## Problem requirements
Your output is one number, the count of lines in the listing below that hold the word "Gisela".

## Data for the task
┌────────

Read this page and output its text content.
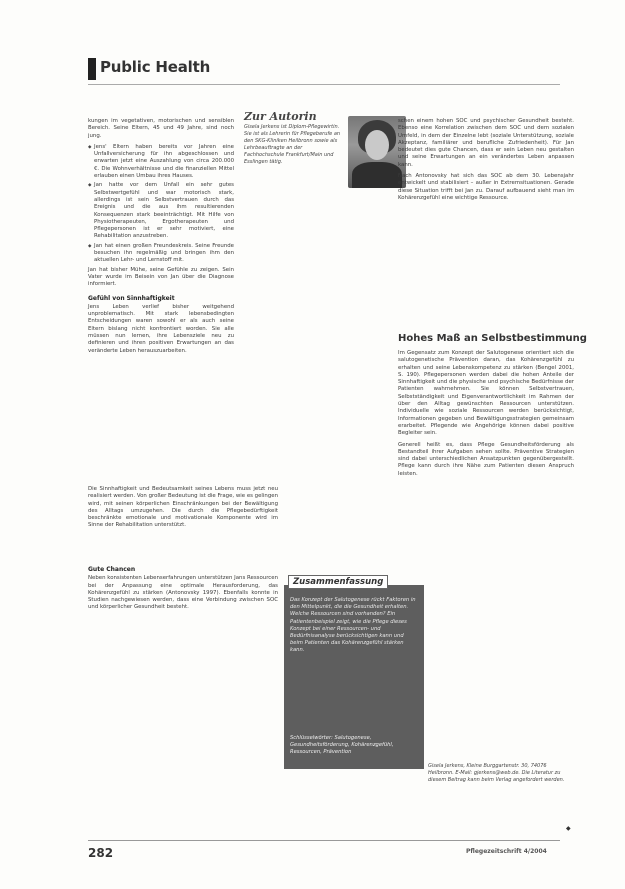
Public Health

kungen im vegetativen, motorischen und sensiblen Bereich. Seine Eltern, 45 und 49 Jahre, sind noch jung.

◆ Jens' Eltern haben bereits vor Jahren eine Unfallversicherung für ihn abgeschlossen und erwarten jetzt eine Auszahlung von circa 200.000 €. Die Wohnverhältnisse und die finanziellen Mittel erlauben einen Umbau ihres Hauses.
◆ Jan hatte vor dem Unfall ein sehr gutes Selbstwertgefühl und war motorisch stark, allerdings ist sein Selbstvertrauen durch das Ereignis und die aus ihm resultierenden Konsequenzen stark beeinträchtigt. Mit Hilfe von Physiotherapeuten, Ergotherapeuten und Pflegepersonen ist er sehr motiviert, eine Rehabilitation anzustreben.
◆ Jan hat einen großen Freundeskreis. Seine Freunde besuchen ihn regelmäßig und bringen ihm den aktuellen Lehr- und Lernstoff mit.

Jan hat bisher Mühe, seine Gefühle zu zeigen. Sein Vater wurde im Beisein von Jan über die Diagnose informiert.

Gefühl von Sinnhaftigkeit

Jens Leben verlief bisher weitgehend unproblematisch. Mit stark lebensbedingten Entscheidungen waren sowohl er als auch seine Eltern bislang nicht konfrontiert worden. Sie alle müssen nun lernen, ihre Lebensziele neu zu definieren und ihren positiven Erwartungen an das veränderte Leben herauszuarbeiten.

Zur Autorin
Gisela Jerkens ist Diplom-Pflegewirtin. Sie ist als Lehrerin für Pflegeberufe an den SKG-Kliniken Heilbronn sowie als Lehrbeauftragte an der Fachhochschule Frankfurt/Main und Esslingen tätig.

schen einem hohen SOC und psychischer Gesundheit besteht. Ebenso eine Korrelation zwischen dem SOC und dem sozialen Umfeld, in dem der Einzelne lebt (soziale Unterstützung, soziale Akzeptanz, familiärer und berufliche Zufriedenheit). Für Jan bedeutet dies gute Chancen, dass er sein Leben neu gestalten und seine Erwartungen an ein verändertes Leben anpassen kann.

Nach Antonovsky hat sich das SOC ab dem 30. Lebensjahr entwickelt und stabilisiert – außer in Extremsituationen. Gerade diese Situation trifft bei Jan zu. Darauf aufbauend sieht man im Kohärenzgefühl eine wichtige Ressource.

Hohes Maß an Selbstbestimmung

Im Gegensatz zum Konzept der Salutogenese orientiert sich die salutogenetische Prävention daran, das Kohärenzgefühl zu erhalten und seine Lebenskompetenz zu stärken (Bengel 2001, S. 190). Pflegepersonen werden dabei die hohen Anteile der Sinnhaftigkeit und die physische und psychische Bedürfnisse der Patienten wahrnehmen. Sie können Selbstvertrauen, Selbstständigkeit und Eigenverantwortlichkeit im Rahmen der über den Alltag gewünschten Ressourcen unterstützen. Individuelle wie soziale Ressourcen werden berücksichtigt, Informationen gegeben und Bewältigungsstrategien gemeinsam erarbeitet. Pflegende wie Angehörige können dabei positive Begleiter sein.

Generell heißt es, dass Pflege Gesundheitsförderung als Bestandteil ihrer Aufgaben sehen sollte. Präventive Strategien sind dabei unterschiedlichen Ansatzpunkten gegenübergestellt. Pflege kann durch ihre Nähe zum Patienten diesen Anspruch leisten.

Die Sinnhaftigkeit und Bedeutsamkeit seines Lebens muss jetzt neu realisiert werden. Von großer Bedeutung ist die Frage, wie es gelingen wird, mit seinen körperlichen Einschränkungen bei der Bewältigung des Alltags umzugehen. Die durch die Pflegebedürftigkeit beschränkte emotionale und motivationale Komponente wird im Sinne der Rehabilitation unterstützt.

Gute Chancen

Neben konsistenten Lebenserfahrungen unterstützen Jans Ressourcen bei der Anpassung eine optimale Herausforderung, das Kohärenzgefühl zu stärken (Antonovsky 1997). Ebenfalls konnte in Studien nachgewiesen werden, dass eine Verbindung zwischen SOC und körperlicher Gesundheit besteht.

Zusammenfassung
Das Konzept der Salutogenese rückt Faktoren in den Mittelpunkt, die die Gesundheit erhalten. Welche Ressourcen sind vorhanden? Ein Patientenbeispiel zeigt, wie die Pflege dieses Konzept bei einer Ressourcen- und Bedürfnisanalyse berücksichtigen kann und beim Patienten das Kohärenzgefühl stärken kann.
Schlüsselwörter: Salutogenese, Gesundheitsförderung, Kohärenzgefühl, Ressourcen, Prävention
Gisela Jerkens, Kleine Burggartenstr. 30, 74076 Heilbronn. E-Mail: gjerkens@web.de. Die Literatur zu diesem Beitrag kann beim Verlag angefordert werden.
◆
282	Pflegezeitschrift 4/2004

└────────

## Response to the task
2